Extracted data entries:
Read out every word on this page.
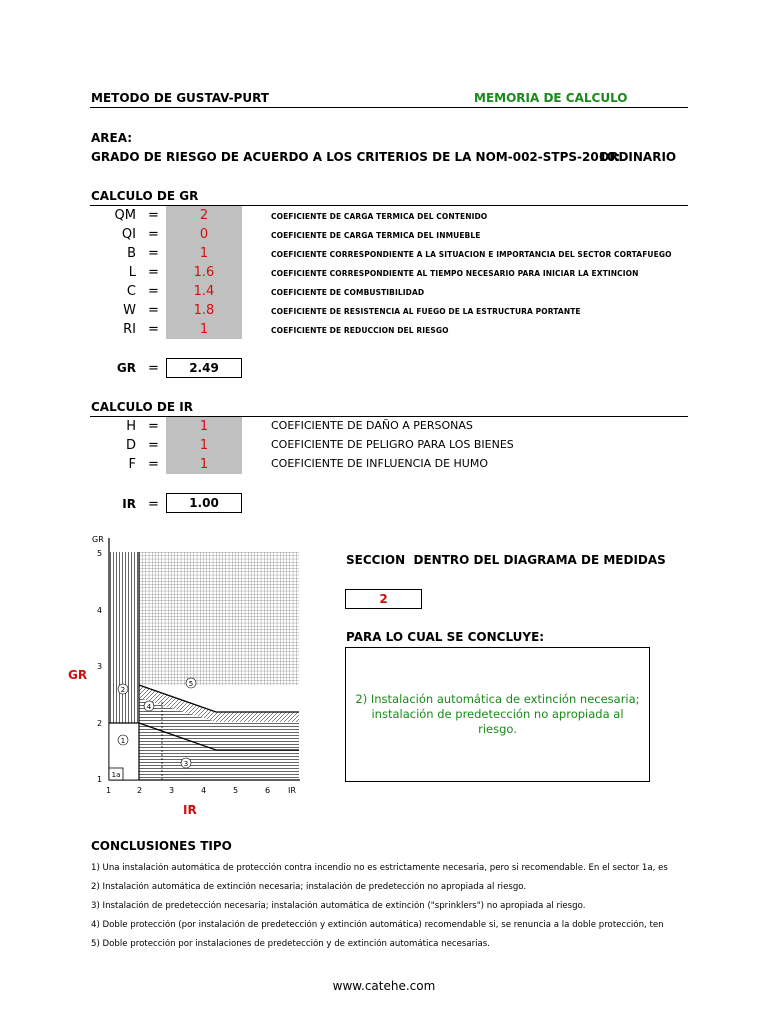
METODO DE GUSTAV-PURT	MEMORIA DE CALCULO
AREA:
GRADO DE RIESGO DE ACUERDO A LOS CRITERIOS DE LA NOM-002-STPS-2010:
ORDINARIO
CALCULO DE GR
QM =	2	COEFICIENTE DE CARGA TERMICA DEL CONTENIDO
QI =	0	COEFICIENTE DE CARGA TERMICA DEL INMUEBLE
B =	1	COEFICIENTE CORRESPONDIENTE A LA SITUACION E IMPORTANCIA DEL SECTOR CORTAFUEGO
L =	1.6	COEFICIENTE CORRESPONDIENTE AL TIEMPO NECESARIO PARA INICIAR LA EXTINCION
C =	1.4	COEFICIENTE DE COMBUSTIBILIDAD
W =	1.8	COEFICIENTE DE RESISTENCIA AL FUEGO DE LA ESTRUCTURA PORTANTE
RI =	1	COEFICIENTE DE REDUCCION DEL RIESGO
GR =	2.49
CALCULO DE IR
H =	1	COEFICIENTE DE DAÑO A PERSONAS
D =	1	COEFICIENTE DE PELIGRO PARA LOS BIENES
F =	1	COEFICIENTE DE INFLUENCIA DE HUMO
IR =	1.00
GR
IR
GR
1
2
3
4
5
1	2	3	4	5	6 IR
1a
1
2
3
4
5
SECCION  DENTRO DEL DIAGRAMA DE MEDIDAS
2
PARA LO CUAL SE CONCLUYE:
2) Instalación automática de extinción necesaria; instalación de predetección no apropiada al riesgo.
CONCLUSIONES TIPO
1) Una instalación automática de protección contra incendio no es estrictamente necesaria, pero si recomendable. En el sector 1a, es
2) Instalación automática de extinción necesaria; instalación de predetección no apropiada al riesgo.
3) Instalación de predetección necesaria; instalación automática de extinción ("sprinklers") no apropiada al riesgo.
4) Doble protección (por instalación de predetección y extinción automática) recomendable si, se renuncia a la doble protección, ten
5) Doble protección por instalaciones de predetección y de extinción automática necesarias.
www.catehe.com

• STATED GOAL: In the listing above, how many lines include the word "COEFICIENTE"? Answer with the number and nothing more.

• EXPECTED ANSWER: 10